Can you print the data exactly and leave out each image?

_Working data:_
┌────────

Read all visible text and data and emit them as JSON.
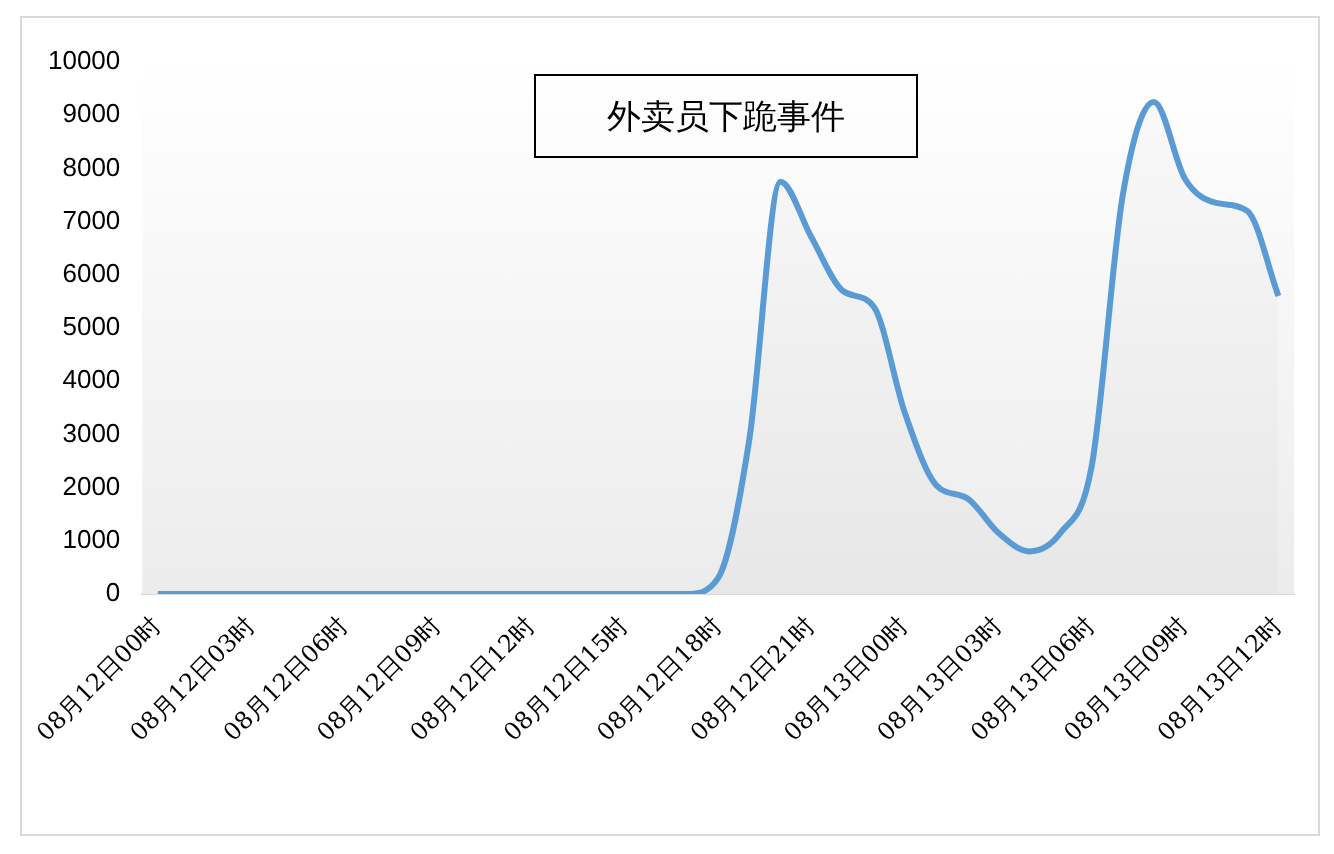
{
  "chart_data": {
    "type": "area",
    "title": "外卖员下跪事件",
    "categories": [
      "08月12日00时",
      null,
      null,
      "08月12日03时",
      null,
      null,
      "08月12日06时",
      null,
      null,
      "08月12日09时",
      null,
      null,
      "08月12日12时",
      null,
      null,
      "08月12日15时",
      null,
      null,
      "08月12日18时",
      null,
      null,
      "08月12日21时",
      null,
      null,
      "08月13日00时",
      null,
      null,
      "08月13日03时",
      null,
      null,
      "08月13日06时",
      null,
      null,
      "08月13日09时",
      null,
      null,
      "08月13日12时"
    ],
    "series": [
      {
        "color": "#5b9bd5",
        "values": [
          0,
          0,
          0,
          0,
          0,
          0,
          0,
          0,
          0,
          0,
          0,
          0,
          0,
          0,
          0,
          0,
          0,
          0,
          300,
          2900,
          7750,
          6700,
          5700,
          5400,
          3400,
          2050,
          1800,
          1150,
          800,
          1150,
          2400,
          7500,
          9250,
          7800,
          7350,
          7200,
          5600
        ]
      }
    ],
    "ylim": [
      0,
      10000
    ],
    "yticks": [
      0,
      1000,
      2000,
      3000,
      4000,
      5000,
      6000,
      7000,
      8000,
      9000,
      10000
    ],
    "grid": false,
    "legend": false
  }
}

└────────

_Final result:_
Read all visible text and data and emit them as JSON.
{
  "chart_data": {
    "type": "area",
    "title": "外卖员下跪事件",
    "categories": [
      "08月12日00时",
      null,
      null,
      "08月12日03时",
      null,
      null,
      "08月12日06时",
      null,
      null,
      "08月12日09时",
      null,
      null,
      "08月12日12时",
      null,
      null,
      "08月12日15时",
      null,
      null,
      "08月12日18时",
      null,
      null,
      "08月12日21时",
      null,
      null,
      "08月13日00时",
      null,
      null,
      "08月13日03时",
      null,
      null,
      "08月13日06时",
      null,
      null,
      "08月13日09时",
      null,
      null,
      "08月13日12时"
    ],
    "series": [
      {
        "color": "#5b9bd5",
        "values": [
          0,
          0,
          0,
          0,
          0,
          0,
          0,
          0,
          0,
          0,
          0,
          0,
          0,
          0,
          0,
          0,
          0,
          0,
          300,
          2900,
          7750,
          6700,
          5700,
          5400,
          3400,
          2050,
          1800,
          1150,
          800,
          1150,
          2400,
          7500,
          9250,
          7800,
          7350,
          7200,
          5600
        ]
      }
    ],
    "ylim": [
      0,
      10000
    ],
    "yticks": [
      0,
      1000,
      2000,
      3000,
      4000,
      5000,
      6000,
      7000,
      8000,
      9000,
      10000
    ],
    "grid": false,
    "legend": false
  }
}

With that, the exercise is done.